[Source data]
******

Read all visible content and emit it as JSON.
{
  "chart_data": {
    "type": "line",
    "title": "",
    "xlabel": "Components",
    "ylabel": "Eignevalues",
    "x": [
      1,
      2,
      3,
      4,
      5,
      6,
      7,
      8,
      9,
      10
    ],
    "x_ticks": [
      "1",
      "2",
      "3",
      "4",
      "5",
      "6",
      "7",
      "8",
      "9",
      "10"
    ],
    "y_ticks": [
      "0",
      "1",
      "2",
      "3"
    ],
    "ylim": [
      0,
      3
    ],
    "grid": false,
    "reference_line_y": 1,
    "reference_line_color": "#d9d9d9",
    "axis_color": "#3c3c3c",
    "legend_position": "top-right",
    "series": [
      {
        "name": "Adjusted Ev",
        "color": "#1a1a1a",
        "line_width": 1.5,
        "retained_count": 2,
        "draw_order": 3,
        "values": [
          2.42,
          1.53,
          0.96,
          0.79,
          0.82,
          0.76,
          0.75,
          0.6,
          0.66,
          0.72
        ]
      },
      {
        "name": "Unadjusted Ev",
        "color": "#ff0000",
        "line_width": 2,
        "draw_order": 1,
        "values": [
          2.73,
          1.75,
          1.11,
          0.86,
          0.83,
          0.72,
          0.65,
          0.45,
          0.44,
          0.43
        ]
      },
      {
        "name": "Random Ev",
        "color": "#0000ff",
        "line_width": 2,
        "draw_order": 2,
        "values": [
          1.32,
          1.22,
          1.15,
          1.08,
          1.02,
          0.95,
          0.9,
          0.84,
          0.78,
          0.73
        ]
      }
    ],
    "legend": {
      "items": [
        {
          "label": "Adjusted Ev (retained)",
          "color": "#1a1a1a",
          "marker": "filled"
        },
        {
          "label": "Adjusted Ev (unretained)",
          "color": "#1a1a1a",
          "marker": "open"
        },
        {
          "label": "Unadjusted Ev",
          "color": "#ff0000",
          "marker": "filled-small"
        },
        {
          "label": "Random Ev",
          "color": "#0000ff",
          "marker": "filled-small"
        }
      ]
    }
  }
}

******

--- SHORT TASK ---
Output the full listing exactly as it stands.

--- FULL SOLUTION ---
Read all visible content and emit it as JSON.
{
  "chart_data": {
    "type": "line",
    "title": "",
    "xlabel": "Components",
    "ylabel": "Eignevalues",
    "x": [
      1,
      2,
      3,
      4,
      5,
      6,
      7,
      8,
      9,
      10
    ],
    "x_ticks": [
      "1",
      "2",
      "3",
      "4",
      "5",
      "6",
      "7",
      "8",
      "9",
      "10"
    ],
    "y_ticks": [
      "0",
      "1",
      "2",
      "3"
    ],
    "ylim": [
      0,
      3
    ],
    "grid": false,
    "reference_line_y": 1,
    "reference_line_color": "#d9d9d9",
    "axis_color": "#3c3c3c",
    "legend_position": "top-right",
    "series": [
      {
        "name": "Adjusted Ev",
        "color": "#1a1a1a",
        "line_width": 1.5,
        "retained_count": 2,
        "draw_order": 3,
        "values": [
          2.42,
          1.53,
          0.96,
          0.79,
          0.82,
          0.76,
          0.75,
          0.6,
          0.66,
          0.72
        ]
      },
      {
        "name": "Unadjusted Ev",
        "color": "#ff0000",
        "line_width": 2,
        "draw_order": 1,
        "values": [
          2.73,
          1.75,
          1.11,
          0.86,
          0.83,
          0.72,
          0.65,
          0.45,
          0.44,
          0.43
        ]
      },
      {
        "name": "Random Ev",
        "color": "#0000ff",
        "line_width": 2,
        "draw_order": 2,
        "values": [
          1.32,
          1.22,
          1.15,
          1.08,
          1.02,
          0.95,
          0.9,
          0.84,
          0.78,
          0.73
        ]
      }
    ],
    "legend": {
      "items": [
        {
          "label": "Adjusted Ev (retained)",
          "color": "#1a1a1a",
          "marker": "filled"
        },
        {
          "label": "Adjusted Ev (unretained)",
          "color": "#1a1a1a",
          "marker": "open"
        },
        {
          "label": "Unadjusted Ev",
          "color": "#ff0000",
          "marker": "filled-small"
        },
        {
          "label": "Random Ev",
          "color": "#0000ff",
          "marker": "filled-small"
        }
      ]
    }
  }
}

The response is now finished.